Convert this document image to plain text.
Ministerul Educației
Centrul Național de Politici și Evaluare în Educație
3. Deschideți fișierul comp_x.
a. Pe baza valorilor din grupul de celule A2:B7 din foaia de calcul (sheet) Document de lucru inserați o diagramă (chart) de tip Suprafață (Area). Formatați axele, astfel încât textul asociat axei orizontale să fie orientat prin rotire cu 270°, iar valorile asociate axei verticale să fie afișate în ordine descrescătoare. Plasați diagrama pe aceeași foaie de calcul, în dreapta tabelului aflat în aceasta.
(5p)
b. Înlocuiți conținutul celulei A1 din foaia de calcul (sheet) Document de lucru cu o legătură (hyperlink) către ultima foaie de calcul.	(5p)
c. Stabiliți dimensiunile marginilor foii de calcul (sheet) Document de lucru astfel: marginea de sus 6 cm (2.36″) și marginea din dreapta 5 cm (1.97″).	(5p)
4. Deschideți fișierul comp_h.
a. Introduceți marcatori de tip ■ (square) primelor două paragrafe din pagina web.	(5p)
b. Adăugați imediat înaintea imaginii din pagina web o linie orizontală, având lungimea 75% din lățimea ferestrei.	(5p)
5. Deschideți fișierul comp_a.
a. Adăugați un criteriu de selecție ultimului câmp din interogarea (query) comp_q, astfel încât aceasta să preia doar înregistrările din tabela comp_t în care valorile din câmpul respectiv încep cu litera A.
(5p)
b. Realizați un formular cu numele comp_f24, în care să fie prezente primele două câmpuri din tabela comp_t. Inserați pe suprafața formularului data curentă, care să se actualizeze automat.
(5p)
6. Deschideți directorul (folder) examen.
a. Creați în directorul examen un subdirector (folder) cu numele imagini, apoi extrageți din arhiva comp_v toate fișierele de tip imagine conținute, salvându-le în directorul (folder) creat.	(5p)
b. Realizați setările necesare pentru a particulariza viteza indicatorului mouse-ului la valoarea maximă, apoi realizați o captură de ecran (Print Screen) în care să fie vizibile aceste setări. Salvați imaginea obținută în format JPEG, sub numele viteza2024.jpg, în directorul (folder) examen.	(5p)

⁂

Task prompt >> From the records above, extract every line exactly as it stands.

Reply to the task >>
Convert this document image to plain text.
Ministerul Educației
Centrul Național de Politici și Evaluare în Educație
3. Deschideți fișierul comp_x.
a. Pe baza valorilor din grupul de celule A2:B7 din foaia de calcul (sheet) Document de lucru inserați o diagramă (chart) de tip Suprafață (Area). Formatați axele, astfel încât textul asociat axei orizontale să fie orientat prin rotire cu 270°, iar valorile asociate axei verticale să fie afișate în ordine descrescătoare. Plasați diagrama pe aceeași foaie de calcul, în dreapta tabelului aflat în aceasta.
(5p)
b. Înlocuiți conținutul celulei A1 din foaia de calcul (sheet) Document de lucru cu o legătură (hyperlink) către ultima foaie de calcul.	(5p)
c. Stabiliți dimensiunile marginilor foii de calcul (sheet) Document de lucru astfel: marginea de sus 6 cm (2.36″) și marginea din dreapta 5 cm (1.97″).	(5p)
4. Deschideți fișierul comp_h.
a. Introduceți marcatori de tip ■ (square) primelor două paragrafe din pagina web.	(5p)
b. Adăugați imediat înaintea imaginii din pagina web o linie orizontală, având lungimea 75% din lățimea ferestrei.	(5p)
5. Deschideți fișierul comp_a.
a. Adăugați un criteriu de selecție ultimului câmp din interogarea (query) comp_q, astfel încât aceasta să preia doar înregistrările din tabela comp_t în care valorile din câmpul respectiv încep cu litera A.
(5p)
b. Realizați un formular cu numele comp_f24, în care să fie prezente primele două câmpuri din tabela comp_t. Inserați pe suprafața formularului data curentă, care să se actualizeze automat.
(5p)
6. Deschideți directorul (folder) examen.
a. Creați în directorul examen un subdirector (folder) cu numele imagini, apoi extrageți din arhiva comp_v toate fișierele de tip imagine conținute, salvându-le în directorul (folder) creat.	(5p)
b. Realizați setările necesare pentru a particulariza viteza indicatorului mouse-ului la valoarea maximă, apoi realizați o captură de ecran (Print Screen) în care să fie vizibile aceste setări. Salvați imaginea obținută în format JPEG, sub numele viteza2024.jpg, în directorul (folder) examen.	(5p)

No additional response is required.